Given task :: A verbatim copy of the records is required, with all pictures left out.

Supplied material ::
━━━━━━━━━━

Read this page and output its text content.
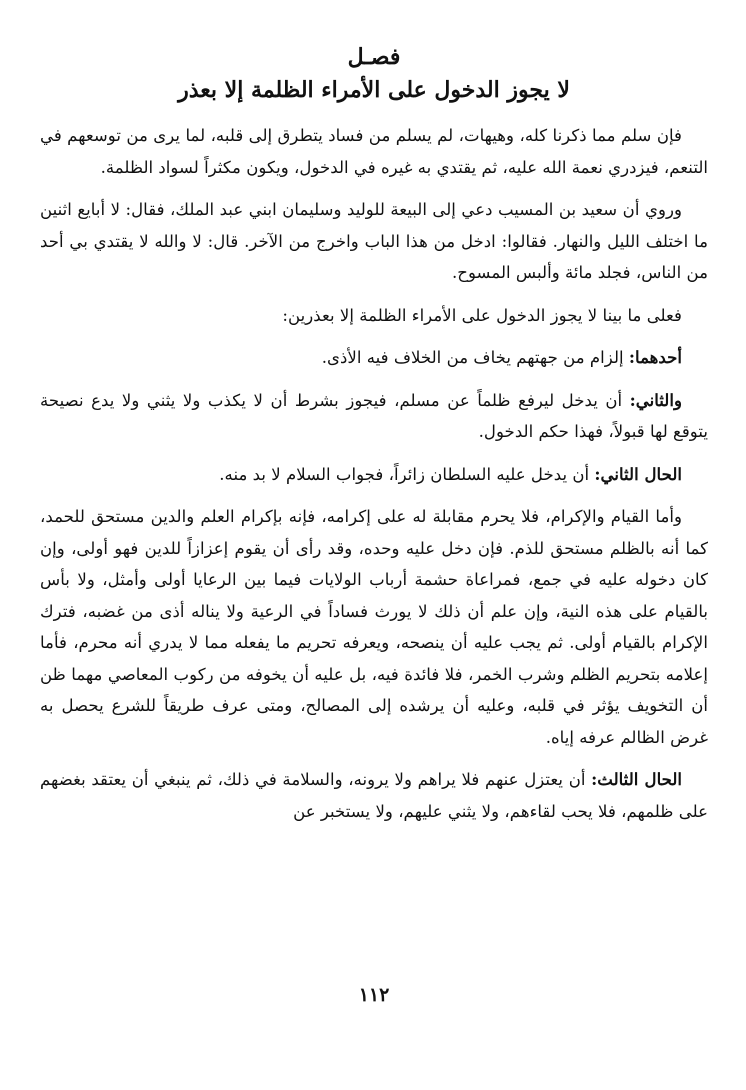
فصـل
لا يجوز الدخول على الأمراء الظلمة إلا بعذر

فإن سلم مما ذكرنا كله، وهيهات، لم يسلم من فساد يتطرق إلى قلبه، لما يرى من توسعهم في التنعم، فيزدري نعمة الله عليه، ثم يقتدي به غيره في الدخول، ويكون مكثراً لسواد الظلمة.

وروي أن سعيد بن المسيب دعي إلى البيعة للوليد وسليمان ابني عبد الملك، فقال: لا أبايع اثنين ما اختلف الليل والنهار. فقالوا: ادخل من هذا الباب واخرج من الآخر. قال: لا والله لا يقتدي بي أحد من الناس، فجلد مائة وألبس المسوح.

فعلى ما بينا لا يجوز الدخول على الأمراء الظلمة إلا بعذرين:

أحدهما: إلزام من جهتهم يخاف من الخلاف فيه الأذى.

والثاني: أن يدخل ليرفع ظلماً عن مسلم، فيجوز بشرط أن لا يكذب ولا يثني ولا يدع نصيحة يتوقع لها قبولاً، فهذا حكم الدخول.

الحال الثاني: أن يدخل عليه السلطان زائراً، فجواب السلام لا بد منه.

وأما القيام والإكرام، فلا يحرم مقابلة له على إكرامه، فإنه بإكرام العلم والدين مستحق للحمد، كما أنه بالظلم مستحق للذم. فإن دخل عليه وحده، وقد رأى أن يقوم إعزازاً للدين فهو أولى، وإن كان دخوله عليه في جمع، فمراعاة حشمة أرباب الولايات فيما بين الرعايا أولى وأمثل، ولا بأس بالقيام على هذه النية، وإن علم أن ذلك لا يورث فساداً في الرعية ولا يناله أذى من غضبه، فترك الإكرام بالقيام أولى. ثم يجب عليه أن ينصحه، ويعرفه تحريم ما يفعله مما لا يدري أنه محرم، فأما إعلامه بتحريم الظلم وشرب الخمر، فلا فائدة فيه، بل عليه أن يخوفه من ركوب المعاصي مهما ظن أن التخويف يؤثر في قلبه، وعليه أن يرشده إلى المصالح، ومتى عرف طريقاً للشرع يحصل به غرض الظالم عرفه إياه.

الحال الثالث: أن يعتزل عنهم فلا يراهم ولا يرونه، والسلامة في ذلك، ثم ينبغي أن يعتقد بغضهم على ظلمهم، فلا يحب لقاءهم، ولا يثني عليهم، ولا يستخبر عن

١١٢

━━━━━━━━━━

Answer to this exercise ::
Read this page and output its text content.
فصـل
لا يجوز الدخول على الأمراء الظلمة إلا بعذر

فإن سلم مما ذكرنا كله، وهيهات، لم يسلم من فساد يتطرق إلى قلبه، لما يرى من توسعهم في التنعم، فيزدري نعمة الله عليه، ثم يقتدي به غيره في الدخول، ويكون مكثراً لسواد الظلمة.

وروي أن سعيد بن المسيب دعي إلى البيعة للوليد وسليمان ابني عبد الملك، فقال: لا أبايع اثنين ما اختلف الليل والنهار. فقالوا: ادخل من هذا الباب واخرج من الآخر. قال: لا والله لا يقتدي بي أحد من الناس، فجلد مائة وألبس المسوح.

فعلى ما بينا لا يجوز الدخول على الأمراء الظلمة إلا بعذرين:

أحدهما: إلزام من جهتهم يخاف من الخلاف فيه الأذى.

والثاني: أن يدخل ليرفع ظلماً عن مسلم، فيجوز بشرط أن لا يكذب ولا يثني ولا يدع نصيحة يتوقع لها قبولاً، فهذا حكم الدخول.

الحال الثاني: أن يدخل عليه السلطان زائراً، فجواب السلام لا بد منه.

وأما القيام والإكرام، فلا يحرم مقابلة له على إكرامه، فإنه بإكرام العلم والدين مستحق للحمد، كما أنه بالظلم مستحق للذم. فإن دخل عليه وحده، وقد رأى أن يقوم إعزازاً للدين فهو أولى، وإن كان دخوله عليه في جمع، فمراعاة حشمة أرباب الولايات فيما بين الرعايا أولى وأمثل، ولا بأس بالقيام على هذه النية، وإن علم أن ذلك لا يورث فساداً في الرعية ولا يناله أذى من غضبه، فترك الإكرام بالقيام أولى. ثم يجب عليه أن ينصحه، ويعرفه تحريم ما يفعله مما لا يدري أنه محرم، فأما إعلامه بتحريم الظلم وشرب الخمر، فلا فائدة فيه، بل عليه أن يخوفه من ركوب المعاصي مهما ظن أن التخويف يؤثر في قلبه، وعليه أن يرشده إلى المصالح، ومتى عرف طريقاً للشرع يحصل به غرض الظالم عرفه إياه.

الحال الثالث: أن يعتزل عنهم فلا يراهم ولا يرونه، والسلامة في ذلك، ثم ينبغي أن يعتقد بغضهم على ظلمهم، فلا يحب لقاءهم، ولا يثني عليهم، ولا يستخبر عن

١١٢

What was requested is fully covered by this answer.